## [Recorded information]
○ ○ ○

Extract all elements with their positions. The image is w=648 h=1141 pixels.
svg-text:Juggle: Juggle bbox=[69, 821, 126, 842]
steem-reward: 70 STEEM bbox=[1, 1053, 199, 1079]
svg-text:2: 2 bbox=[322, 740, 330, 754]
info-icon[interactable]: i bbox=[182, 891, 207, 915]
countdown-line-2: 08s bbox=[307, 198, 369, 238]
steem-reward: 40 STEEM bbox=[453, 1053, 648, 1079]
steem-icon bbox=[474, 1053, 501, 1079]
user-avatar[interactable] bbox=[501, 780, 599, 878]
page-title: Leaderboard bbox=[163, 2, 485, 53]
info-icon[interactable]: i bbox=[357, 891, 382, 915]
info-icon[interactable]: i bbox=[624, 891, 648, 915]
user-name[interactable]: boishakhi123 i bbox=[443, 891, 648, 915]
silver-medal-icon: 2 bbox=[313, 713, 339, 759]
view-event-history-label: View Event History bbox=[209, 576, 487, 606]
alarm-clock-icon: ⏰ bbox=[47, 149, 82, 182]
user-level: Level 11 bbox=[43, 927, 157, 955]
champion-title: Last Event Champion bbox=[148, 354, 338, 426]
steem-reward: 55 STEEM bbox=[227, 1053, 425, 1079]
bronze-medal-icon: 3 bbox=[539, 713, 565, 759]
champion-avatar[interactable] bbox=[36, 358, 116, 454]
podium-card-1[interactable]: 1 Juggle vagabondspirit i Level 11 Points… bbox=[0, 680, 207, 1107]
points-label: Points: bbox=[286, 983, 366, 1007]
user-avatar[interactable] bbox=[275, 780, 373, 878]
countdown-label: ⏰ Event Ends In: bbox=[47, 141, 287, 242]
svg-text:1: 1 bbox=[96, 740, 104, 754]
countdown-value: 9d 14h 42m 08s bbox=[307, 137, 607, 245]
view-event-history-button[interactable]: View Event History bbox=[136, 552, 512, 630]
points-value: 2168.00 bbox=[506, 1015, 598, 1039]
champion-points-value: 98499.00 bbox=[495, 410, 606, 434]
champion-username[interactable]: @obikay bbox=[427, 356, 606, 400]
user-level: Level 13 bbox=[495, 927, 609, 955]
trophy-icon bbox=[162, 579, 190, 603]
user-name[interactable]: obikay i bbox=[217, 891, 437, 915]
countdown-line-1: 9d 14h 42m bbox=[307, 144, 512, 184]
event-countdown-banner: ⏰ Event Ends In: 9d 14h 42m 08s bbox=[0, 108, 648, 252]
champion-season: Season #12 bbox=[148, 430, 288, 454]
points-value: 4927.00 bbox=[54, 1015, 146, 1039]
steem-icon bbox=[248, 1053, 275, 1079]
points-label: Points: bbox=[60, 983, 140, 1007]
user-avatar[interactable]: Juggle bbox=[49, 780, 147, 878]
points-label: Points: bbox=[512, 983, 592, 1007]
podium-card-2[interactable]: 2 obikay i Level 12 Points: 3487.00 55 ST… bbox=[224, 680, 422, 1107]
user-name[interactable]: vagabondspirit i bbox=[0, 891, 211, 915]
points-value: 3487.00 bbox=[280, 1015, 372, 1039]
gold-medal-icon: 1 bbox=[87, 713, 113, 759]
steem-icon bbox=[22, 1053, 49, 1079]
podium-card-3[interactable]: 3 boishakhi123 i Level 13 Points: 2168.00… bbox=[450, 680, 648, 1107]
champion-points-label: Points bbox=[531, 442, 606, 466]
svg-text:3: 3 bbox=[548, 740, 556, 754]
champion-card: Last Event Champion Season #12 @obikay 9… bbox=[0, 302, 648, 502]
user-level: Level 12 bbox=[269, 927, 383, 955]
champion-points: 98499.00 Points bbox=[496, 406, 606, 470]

○ ○ ○

## [Exercise requirements]
Render every line of the listing above as a Markdown table with two columns, Row and Line. Number the rows in order, and skip any blank lines.

## [Response for this exercise]
| Row | Line |
|---|---|
| 1 | Extract all elements with their positions. The image is w=648 h=1141 pixels. |
| 2 | svg-text:Juggle: Juggle bbox=[69, 821, 126, 842] |
| 3 | steem-reward: 70 STEEM bbox=[1, 1053, 199, 1079] |
| 4 | svg-text:2: 2 bbox=[322, 740, 330, 754] |
| 5 | info-icon[interactable]: i bbox=[182, 891, 207, 915] |
| 6 | countdown-line-2: 08s bbox=[307, 198, 369, 238] |
| 7 | steem-reward: 40 STEEM bbox=[453, 1053, 648, 1079] |
| 8 | steem-icon bbox=[474, 1053, 501, 1079] |
| 9 | user-avatar[interactable] bbox=[501, 780, 599, 878] |
| 10 | page-title: Leaderboard bbox=[163, 2, 485, 53] |
| 11 | info-icon[interactable]: i bbox=[357, 891, 382, 915] |
| 12 | info-icon[interactable]: i bbox=[624, 891, 648, 915] |
| 13 | user-name[interactable]: boishakhi123 i bbox=[443, 891, 648, 915] |
| 14 | silver-medal-icon: 2 bbox=[313, 713, 339, 759] |
| 15 | view-event-history-label: View Event History bbox=[209, 576, 487, 606] |
| 16 | alarm-clock-icon: ⏰ bbox=[47, 149, 82, 182] |
| 17 | user-level: Level 11 bbox=[43, 927, 157, 955] |
| 18 | champion-title: Last Event Champion bbox=[148, 354, 338, 426] |
| 19 | steem-reward: 55 STEEM bbox=[227, 1053, 425, 1079] |
| 20 | bronze-medal-icon: 3 bbox=[539, 713, 565, 759] |
| 21 | champion-avatar[interactable] bbox=[36, 358, 116, 454] |
| 22 | podium-card-1[interactable]: 1 Juggle vagabondspirit i Level 11 Points… bbox=[0, 680, 207, 1107] |
| 23 | points-label: Points: bbox=[286, 983, 366, 1007] |
| 24 | user-avatar[interactable] bbox=[275, 780, 373, 878] |
| 25 | countdown-label: ⏰ Event Ends In: bbox=[47, 141, 287, 242] |
| 26 | svg-text:1: 1 bbox=[96, 740, 104, 754] |
| 27 | countdown-value: 9d 14h 42m 08s bbox=[307, 137, 607, 245] |
| 28 | view-event-history-button[interactable]: View Event History bbox=[136, 552, 512, 630] |
| 29 | points-value: 2168.00 bbox=[506, 1015, 598, 1039] |
| 30 | champion-points-value: 98499.00 bbox=[495, 410, 606, 434] |
| 31 | champion-username[interactable]: @obikay bbox=[427, 356, 606, 400] |
| 32 | user-level: Level 13 bbox=[495, 927, 609, 955] |
| 33 | trophy-icon bbox=[162, 579, 190, 603] |
| 34 | user-name[interactable]: obikay i bbox=[217, 891, 437, 915] |
| 35 | countdown-line-1: 9d 14h 42m bbox=[307, 144, 512, 184] |
| 36 | event-countdown-banner: ⏰ Event Ends In: 9d 14h 42m 08s bbox=[0, 108, 648, 252] |
| 37 | champion-season: Season #12 bbox=[148, 430, 288, 454] |
| 38 | points-value: 4927.00 bbox=[54, 1015, 146, 1039] |
| 39 | steem-icon bbox=[248, 1053, 275, 1079] |
| 40 | points-label: Points: bbox=[60, 983, 140, 1007] |
| 41 | user-avatar[interactable]: Juggle bbox=[49, 780, 147, 878] |
| 42 | points-label: Points: bbox=[512, 983, 592, 1007] |
| 43 | podium-card-2[interactable]: 2 obikay i Level 12 Points: 3487.00 55 ST… bbox=[224, 680, 422, 1107] |
| 44 | user-name[interactable]: vagabondspirit i bbox=[0, 891, 211, 915] |
| 45 | points-value: 3487.00 bbox=[280, 1015, 372, 1039] |
| 46 | gold-medal-icon: 1 bbox=[87, 713, 113, 759] |
| 47 | steem-icon bbox=[22, 1053, 49, 1079] |
| 48 | podium-card-3[interactable]: 3 boishakhi123 i Level 13 Points: 2168.00… bbox=[450, 680, 648, 1107] |
| 49 | champion-points-label: Points bbox=[531, 442, 606, 466] |
| 50 | svg-text:3: 3 bbox=[548, 740, 556, 754] |
| 51 | champion-card: Last Event Champion Season #12 @obikay 9… bbox=[0, 302, 648, 502] |
| 52 | user-level: Level 12 bbox=[269, 927, 383, 955] |
| 53 | champion-points: 98499.00 Points bbox=[496, 406, 606, 470] |